▶
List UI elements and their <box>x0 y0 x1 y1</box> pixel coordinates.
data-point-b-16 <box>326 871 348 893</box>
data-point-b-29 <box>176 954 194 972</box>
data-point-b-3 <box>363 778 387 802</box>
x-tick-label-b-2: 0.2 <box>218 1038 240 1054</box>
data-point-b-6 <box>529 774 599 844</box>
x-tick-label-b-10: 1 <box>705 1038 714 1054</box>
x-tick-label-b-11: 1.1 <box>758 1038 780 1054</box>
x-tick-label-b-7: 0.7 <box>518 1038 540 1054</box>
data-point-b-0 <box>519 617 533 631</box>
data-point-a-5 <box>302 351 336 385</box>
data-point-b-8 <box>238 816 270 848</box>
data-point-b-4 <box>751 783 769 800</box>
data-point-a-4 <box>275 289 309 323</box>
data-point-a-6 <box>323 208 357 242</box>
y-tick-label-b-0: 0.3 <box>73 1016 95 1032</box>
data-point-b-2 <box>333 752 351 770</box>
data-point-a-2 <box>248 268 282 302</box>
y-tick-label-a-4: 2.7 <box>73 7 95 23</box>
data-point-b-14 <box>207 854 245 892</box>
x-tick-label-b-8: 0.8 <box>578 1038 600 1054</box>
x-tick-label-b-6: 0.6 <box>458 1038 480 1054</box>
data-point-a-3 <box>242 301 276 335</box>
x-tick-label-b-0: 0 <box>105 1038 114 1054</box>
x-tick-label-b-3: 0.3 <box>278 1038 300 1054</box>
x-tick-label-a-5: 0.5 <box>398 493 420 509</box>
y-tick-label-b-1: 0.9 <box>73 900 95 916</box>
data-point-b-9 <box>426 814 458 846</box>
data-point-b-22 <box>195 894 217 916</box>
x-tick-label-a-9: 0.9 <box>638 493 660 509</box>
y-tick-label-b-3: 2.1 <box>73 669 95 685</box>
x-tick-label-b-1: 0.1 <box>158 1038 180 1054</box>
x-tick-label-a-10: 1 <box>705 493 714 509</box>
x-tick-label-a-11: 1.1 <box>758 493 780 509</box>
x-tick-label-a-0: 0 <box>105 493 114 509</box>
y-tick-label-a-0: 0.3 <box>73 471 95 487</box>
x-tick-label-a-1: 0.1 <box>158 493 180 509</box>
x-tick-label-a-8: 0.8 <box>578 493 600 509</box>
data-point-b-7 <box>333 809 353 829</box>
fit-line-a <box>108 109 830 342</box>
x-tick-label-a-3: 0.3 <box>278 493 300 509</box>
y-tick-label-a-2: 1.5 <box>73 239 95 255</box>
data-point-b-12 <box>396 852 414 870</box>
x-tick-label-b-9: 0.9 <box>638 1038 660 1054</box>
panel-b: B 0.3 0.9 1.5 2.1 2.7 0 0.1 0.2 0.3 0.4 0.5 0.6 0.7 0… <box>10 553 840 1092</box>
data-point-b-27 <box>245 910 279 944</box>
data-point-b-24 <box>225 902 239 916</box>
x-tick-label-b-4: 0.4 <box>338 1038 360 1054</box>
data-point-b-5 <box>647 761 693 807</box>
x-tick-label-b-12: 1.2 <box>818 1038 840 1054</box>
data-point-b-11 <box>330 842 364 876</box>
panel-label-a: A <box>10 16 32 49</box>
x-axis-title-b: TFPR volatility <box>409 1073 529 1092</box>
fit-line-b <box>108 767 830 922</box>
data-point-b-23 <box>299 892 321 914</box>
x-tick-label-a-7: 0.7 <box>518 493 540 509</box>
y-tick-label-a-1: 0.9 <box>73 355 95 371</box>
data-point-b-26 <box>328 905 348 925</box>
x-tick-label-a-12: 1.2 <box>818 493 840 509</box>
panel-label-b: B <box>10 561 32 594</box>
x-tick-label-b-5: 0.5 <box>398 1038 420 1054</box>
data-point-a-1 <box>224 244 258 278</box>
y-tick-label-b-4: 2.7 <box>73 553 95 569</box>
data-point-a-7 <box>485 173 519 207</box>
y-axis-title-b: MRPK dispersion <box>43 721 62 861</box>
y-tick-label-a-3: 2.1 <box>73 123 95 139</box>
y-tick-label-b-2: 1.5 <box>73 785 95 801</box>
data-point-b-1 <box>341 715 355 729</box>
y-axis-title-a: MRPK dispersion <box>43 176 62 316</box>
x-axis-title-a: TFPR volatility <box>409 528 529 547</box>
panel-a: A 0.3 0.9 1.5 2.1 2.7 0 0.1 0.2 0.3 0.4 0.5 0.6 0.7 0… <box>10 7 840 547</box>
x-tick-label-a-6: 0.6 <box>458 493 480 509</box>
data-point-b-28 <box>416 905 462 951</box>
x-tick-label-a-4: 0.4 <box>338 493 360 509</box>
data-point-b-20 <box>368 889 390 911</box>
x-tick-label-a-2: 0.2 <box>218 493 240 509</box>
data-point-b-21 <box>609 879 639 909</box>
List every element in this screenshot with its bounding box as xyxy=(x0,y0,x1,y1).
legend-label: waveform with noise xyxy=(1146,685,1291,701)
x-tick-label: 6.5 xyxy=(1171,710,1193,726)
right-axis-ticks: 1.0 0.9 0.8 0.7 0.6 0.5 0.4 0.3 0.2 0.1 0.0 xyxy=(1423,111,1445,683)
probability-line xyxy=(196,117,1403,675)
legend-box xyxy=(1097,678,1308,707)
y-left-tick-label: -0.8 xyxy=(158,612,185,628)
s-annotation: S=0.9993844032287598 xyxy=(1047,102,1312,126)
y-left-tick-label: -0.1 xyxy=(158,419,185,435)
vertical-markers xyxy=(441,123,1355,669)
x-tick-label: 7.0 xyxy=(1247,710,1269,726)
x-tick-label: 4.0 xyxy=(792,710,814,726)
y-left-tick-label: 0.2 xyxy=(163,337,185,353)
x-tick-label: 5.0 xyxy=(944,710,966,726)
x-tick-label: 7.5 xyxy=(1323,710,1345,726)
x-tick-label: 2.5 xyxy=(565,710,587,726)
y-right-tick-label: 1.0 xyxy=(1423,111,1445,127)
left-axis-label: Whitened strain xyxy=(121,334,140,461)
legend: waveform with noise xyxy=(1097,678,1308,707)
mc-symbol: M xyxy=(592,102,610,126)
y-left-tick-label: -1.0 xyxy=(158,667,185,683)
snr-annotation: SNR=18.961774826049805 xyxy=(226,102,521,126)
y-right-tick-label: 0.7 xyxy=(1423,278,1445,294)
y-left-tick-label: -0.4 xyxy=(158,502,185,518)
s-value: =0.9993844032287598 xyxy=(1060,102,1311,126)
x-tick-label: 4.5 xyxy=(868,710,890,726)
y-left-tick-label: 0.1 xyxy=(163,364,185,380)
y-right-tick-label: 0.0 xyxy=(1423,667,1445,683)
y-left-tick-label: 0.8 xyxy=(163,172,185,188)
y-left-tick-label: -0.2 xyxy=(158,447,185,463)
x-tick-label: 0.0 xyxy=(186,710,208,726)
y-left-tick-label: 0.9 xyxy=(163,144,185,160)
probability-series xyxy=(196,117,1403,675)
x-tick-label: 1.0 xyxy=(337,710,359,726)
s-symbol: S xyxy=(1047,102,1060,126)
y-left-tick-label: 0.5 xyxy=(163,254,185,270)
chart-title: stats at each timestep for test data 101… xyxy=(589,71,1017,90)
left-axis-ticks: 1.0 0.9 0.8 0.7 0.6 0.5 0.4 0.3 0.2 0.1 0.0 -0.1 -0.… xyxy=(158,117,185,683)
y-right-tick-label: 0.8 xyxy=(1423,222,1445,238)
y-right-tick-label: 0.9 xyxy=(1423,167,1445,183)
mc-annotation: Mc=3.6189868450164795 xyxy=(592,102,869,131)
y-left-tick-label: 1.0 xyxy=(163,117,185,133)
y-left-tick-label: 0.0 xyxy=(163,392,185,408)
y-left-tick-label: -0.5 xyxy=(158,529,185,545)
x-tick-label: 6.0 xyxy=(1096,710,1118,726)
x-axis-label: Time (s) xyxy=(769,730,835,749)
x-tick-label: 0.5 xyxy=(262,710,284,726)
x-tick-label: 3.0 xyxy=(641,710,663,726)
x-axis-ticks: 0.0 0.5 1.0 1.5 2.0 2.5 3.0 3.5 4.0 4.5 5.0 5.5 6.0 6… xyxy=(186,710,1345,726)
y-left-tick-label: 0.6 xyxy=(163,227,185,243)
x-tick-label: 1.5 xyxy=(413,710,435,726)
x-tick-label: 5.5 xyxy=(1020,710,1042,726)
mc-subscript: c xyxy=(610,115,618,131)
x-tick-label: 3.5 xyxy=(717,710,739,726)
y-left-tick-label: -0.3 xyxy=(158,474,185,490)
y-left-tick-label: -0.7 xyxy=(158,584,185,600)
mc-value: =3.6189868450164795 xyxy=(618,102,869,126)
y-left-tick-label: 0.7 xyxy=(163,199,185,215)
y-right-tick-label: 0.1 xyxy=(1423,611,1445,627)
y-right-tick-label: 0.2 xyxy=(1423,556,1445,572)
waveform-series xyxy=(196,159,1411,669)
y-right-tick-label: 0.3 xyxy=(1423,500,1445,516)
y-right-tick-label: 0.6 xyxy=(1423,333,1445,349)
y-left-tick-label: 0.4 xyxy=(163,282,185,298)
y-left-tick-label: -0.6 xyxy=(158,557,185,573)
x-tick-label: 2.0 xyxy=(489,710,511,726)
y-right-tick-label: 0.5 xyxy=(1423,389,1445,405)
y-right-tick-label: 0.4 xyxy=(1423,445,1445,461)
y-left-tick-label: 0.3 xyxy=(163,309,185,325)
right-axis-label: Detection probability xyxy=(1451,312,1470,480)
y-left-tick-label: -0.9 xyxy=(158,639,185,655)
◀
● **Instrucciones de la tarea**: Reescribe las líneas desde la primera de los registros hasta la que contiene "x-tick-label-b-11: 1.1 <box>758", ambas incluidas, sustituyendo "UI elements" por "chart elements" y sin cambiar nada más.

● **Respuesta escrita**:
List chart elements and their <box>x0 y0 x1 y1</box> pixel coordinates.
data-point-b-16 <box>326 871 348 893</box>
data-point-b-29 <box>176 954 194 972</box>
data-point-b-3 <box>363 778 387 802</box>
x-tick-label-b-2: 0.2 <box>218 1038 240 1054</box>
data-point-b-6 <box>529 774 599 844</box>
x-tick-label-b-10: 1 <box>705 1038 714 1054</box>
x-tick-label-b-11: 1.1 <box>758 1038 780 1054</box>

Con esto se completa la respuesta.